▶ _WHAT TO DO_:
Repeat the data from the line that contains "Patent image size: (982, 594)." up to and including the line that contains "The left CTU 114 is at (702, 239).", word for word.

[Start GIVEN INFORMATION]

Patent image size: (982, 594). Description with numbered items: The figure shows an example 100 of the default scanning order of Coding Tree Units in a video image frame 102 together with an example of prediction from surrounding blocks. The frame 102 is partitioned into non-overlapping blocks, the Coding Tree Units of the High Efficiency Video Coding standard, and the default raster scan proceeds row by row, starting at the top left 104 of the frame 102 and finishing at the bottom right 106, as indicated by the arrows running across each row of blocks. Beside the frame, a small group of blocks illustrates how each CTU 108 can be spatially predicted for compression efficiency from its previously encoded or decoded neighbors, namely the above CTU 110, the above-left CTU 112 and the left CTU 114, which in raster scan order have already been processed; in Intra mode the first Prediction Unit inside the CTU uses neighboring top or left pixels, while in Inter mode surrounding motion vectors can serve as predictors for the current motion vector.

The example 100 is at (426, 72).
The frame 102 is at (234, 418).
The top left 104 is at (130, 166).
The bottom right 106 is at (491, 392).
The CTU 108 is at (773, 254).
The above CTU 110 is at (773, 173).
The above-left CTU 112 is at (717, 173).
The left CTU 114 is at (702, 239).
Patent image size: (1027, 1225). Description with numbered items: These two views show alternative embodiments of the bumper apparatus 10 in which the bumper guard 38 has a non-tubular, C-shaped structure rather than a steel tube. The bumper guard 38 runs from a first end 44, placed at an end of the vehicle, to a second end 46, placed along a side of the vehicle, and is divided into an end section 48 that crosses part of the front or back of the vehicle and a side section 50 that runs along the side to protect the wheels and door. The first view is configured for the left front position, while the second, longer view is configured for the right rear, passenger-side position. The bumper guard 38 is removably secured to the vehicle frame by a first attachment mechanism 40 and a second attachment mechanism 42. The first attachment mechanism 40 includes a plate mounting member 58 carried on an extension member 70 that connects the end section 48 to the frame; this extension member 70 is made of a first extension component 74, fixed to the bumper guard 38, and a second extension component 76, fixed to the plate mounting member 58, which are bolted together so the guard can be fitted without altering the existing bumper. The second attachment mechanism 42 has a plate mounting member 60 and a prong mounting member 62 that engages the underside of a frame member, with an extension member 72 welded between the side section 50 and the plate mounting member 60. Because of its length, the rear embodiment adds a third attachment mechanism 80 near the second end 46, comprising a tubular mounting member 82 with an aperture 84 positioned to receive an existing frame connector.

[End GIVEN INFORMATION]
[Start GIVEN INFORMATION]

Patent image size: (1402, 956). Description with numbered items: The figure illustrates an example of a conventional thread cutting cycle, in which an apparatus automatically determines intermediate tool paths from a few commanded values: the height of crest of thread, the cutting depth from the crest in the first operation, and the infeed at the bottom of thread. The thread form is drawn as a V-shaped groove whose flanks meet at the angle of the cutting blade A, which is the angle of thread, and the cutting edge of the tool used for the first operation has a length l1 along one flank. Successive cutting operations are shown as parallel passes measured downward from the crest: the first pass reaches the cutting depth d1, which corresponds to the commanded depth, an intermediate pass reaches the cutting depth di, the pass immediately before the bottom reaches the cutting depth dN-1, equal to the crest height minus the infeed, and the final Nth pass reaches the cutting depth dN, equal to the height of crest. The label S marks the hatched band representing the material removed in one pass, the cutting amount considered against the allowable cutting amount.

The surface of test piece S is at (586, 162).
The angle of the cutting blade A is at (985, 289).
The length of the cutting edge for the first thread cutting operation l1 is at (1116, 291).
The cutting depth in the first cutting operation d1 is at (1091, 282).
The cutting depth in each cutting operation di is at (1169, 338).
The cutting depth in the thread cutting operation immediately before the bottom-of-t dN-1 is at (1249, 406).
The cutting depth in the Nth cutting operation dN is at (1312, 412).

[End GIVEN INFORMATION]

▶ _CORRECT RESPONSE_:
Patent image size: (982, 594). Description with numbered items: The figure shows an example 100 of the default scanning order of Coding Tree Units in a video image frame 102 together with an example of prediction from surrounding blocks. The frame 102 is partitioned into non-overlapping blocks, the Coding Tree Units of the High Efficiency Video Coding standard, and the default raster scan proceeds row by row, starting at the top left 104 of the frame 102 and finishing at the bottom right 106, as indicated by the arrows running across each row of blocks. Beside the frame, a small group of blocks illustrates how each CTU 108 can be spatially predicted for compression efficiency from its previously encoded or decoded neighbors, namely the above CTU 110, the above-left CTU 112 and the left CTU 114, which in raster scan order have already been processed; in Intra mode the first Prediction Unit inside the CTU uses neighboring top or left pixels, while in Inter mode surrounding motion vectors can serve as predictors for the current motion vector.

The example 100 is at (426, 72).
The frame 102 is at (234, 418).
The top left 104 is at (130, 166).
The bottom right 106 is at (491, 392).
The CTU 108 is at (773, 254).
The above CTU 110 is at (773, 173).
The above-left CTU 112 is at (717, 173).
The left CTU 114 is at (702, 239).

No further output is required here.